> _What you have to do_: Each record that follows should be repeated exactly, minus any images.

______

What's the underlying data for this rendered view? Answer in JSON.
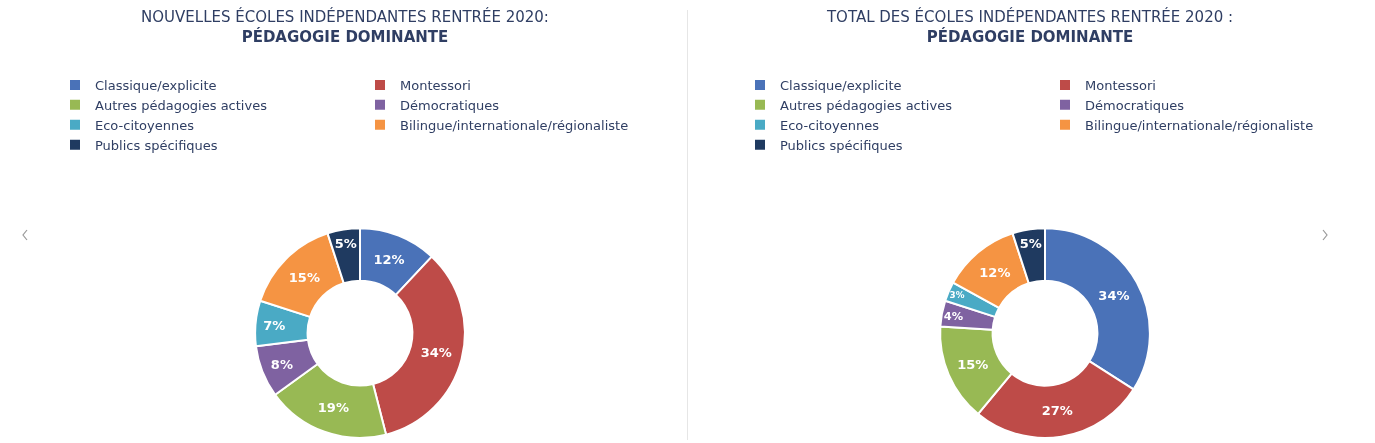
{
  "chart_data": [
    {
      "type": "donut",
      "title": "NOUVELLES ÉCOLES INDÉPENDANTES RENTRÉE 2020:",
      "subtitle": "PÉDAGOGIE DOMINANTE",
      "categories": [
        "Classique/explicite",
        "Montessori",
        "Autres pédagogies actives",
        "Démocratiques",
        "Eco-citoyennes",
        "Bilingue/internationale/régionaliste",
        "Publics spécifiques"
      ],
      "values": [
        12,
        34,
        19,
        8,
        7,
        15,
        5
      ],
      "value_labels": [
        "12%",
        "34%",
        "19%",
        "8%",
        "7%",
        "15%",
        "5%"
      ],
      "colors": [
        "#4a72b8",
        "#be4b48",
        "#98b954",
        "#7f62a1",
        "#4aaac5",
        "#f59443",
        "#1f3a60"
      ],
      "legend": "top left"
    },
    {
      "type": "donut",
      "title": "TOTAL DES ÉCOLES INDÉPENDANTES RENTRÉE 2020 :",
      "subtitle": "PÉDAGOGIE DOMINANTE",
      "categories": [
        "Classique/explicite",
        "Montessori",
        "Autres pédagogies actives",
        "Démocratiques",
        "Eco-citoyennes",
        "Bilingue/internationale/régionaliste",
        "Publics spécifiques"
      ],
      "values": [
        34,
        27,
        15,
        4,
        3,
        12,
        5
      ],
      "value_labels": [
        "34%",
        "27%",
        "15%",
        "4%",
        "3%",
        "12%",
        "5%"
      ],
      "colors": [
        "#4a72b8",
        "#be4b48",
        "#98b954",
        "#7f62a1",
        "#4aaac5",
        "#f59443",
        "#1f3a60"
      ],
      "legend": "top left"
    }
  ]
}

______

> _Answer to the task_:
What's the underlying data for this rendered view? Answer in JSON.
{
  "chart_data": [
    {
      "type": "donut",
      "title": "NOUVELLES ÉCOLES INDÉPENDANTES RENTRÉE 2020:",
      "subtitle": "PÉDAGOGIE DOMINANTE",
      "categories": [
        "Classique/explicite",
        "Montessori",
        "Autres pédagogies actives",
        "Démocratiques",
        "Eco-citoyennes",
        "Bilingue/internationale/régionaliste",
        "Publics spécifiques"
      ],
      "values": [
        12,
        34,
        19,
        8,
        7,
        15,
        5
      ],
      "value_labels": [
        "12%",
        "34%",
        "19%",
        "8%",
        "7%",
        "15%",
        "5%"
      ],
      "colors": [
        "#4a72b8",
        "#be4b48",
        "#98b954",
        "#7f62a1",
        "#4aaac5",
        "#f59443",
        "#1f3a60"
      ],
      "legend": "top left"
    },
    {
      "type": "donut",
      "title": "TOTAL DES ÉCOLES INDÉPENDANTES RENTRÉE 2020 :",
      "subtitle": "PÉDAGOGIE DOMINANTE",
      "categories": [
        "Classique/explicite",
        "Montessori",
        "Autres pédagogies actives",
        "Démocratiques",
        "Eco-citoyennes",
        "Bilingue/internationale/régionaliste",
        "Publics spécifiques"
      ],
      "values": [
        34,
        27,
        15,
        4,
        3,
        12,
        5
      ],
      "value_labels": [
        "34%",
        "27%",
        "15%",
        "4%",
        "3%",
        "12%",
        "5%"
      ],
      "colors": [
        "#4a72b8",
        "#be4b48",
        "#98b954",
        "#7f62a1",
        "#4aaac5",
        "#f59443",
        "#1f3a60"
      ],
      "legend": "top left"
    }
  ]
}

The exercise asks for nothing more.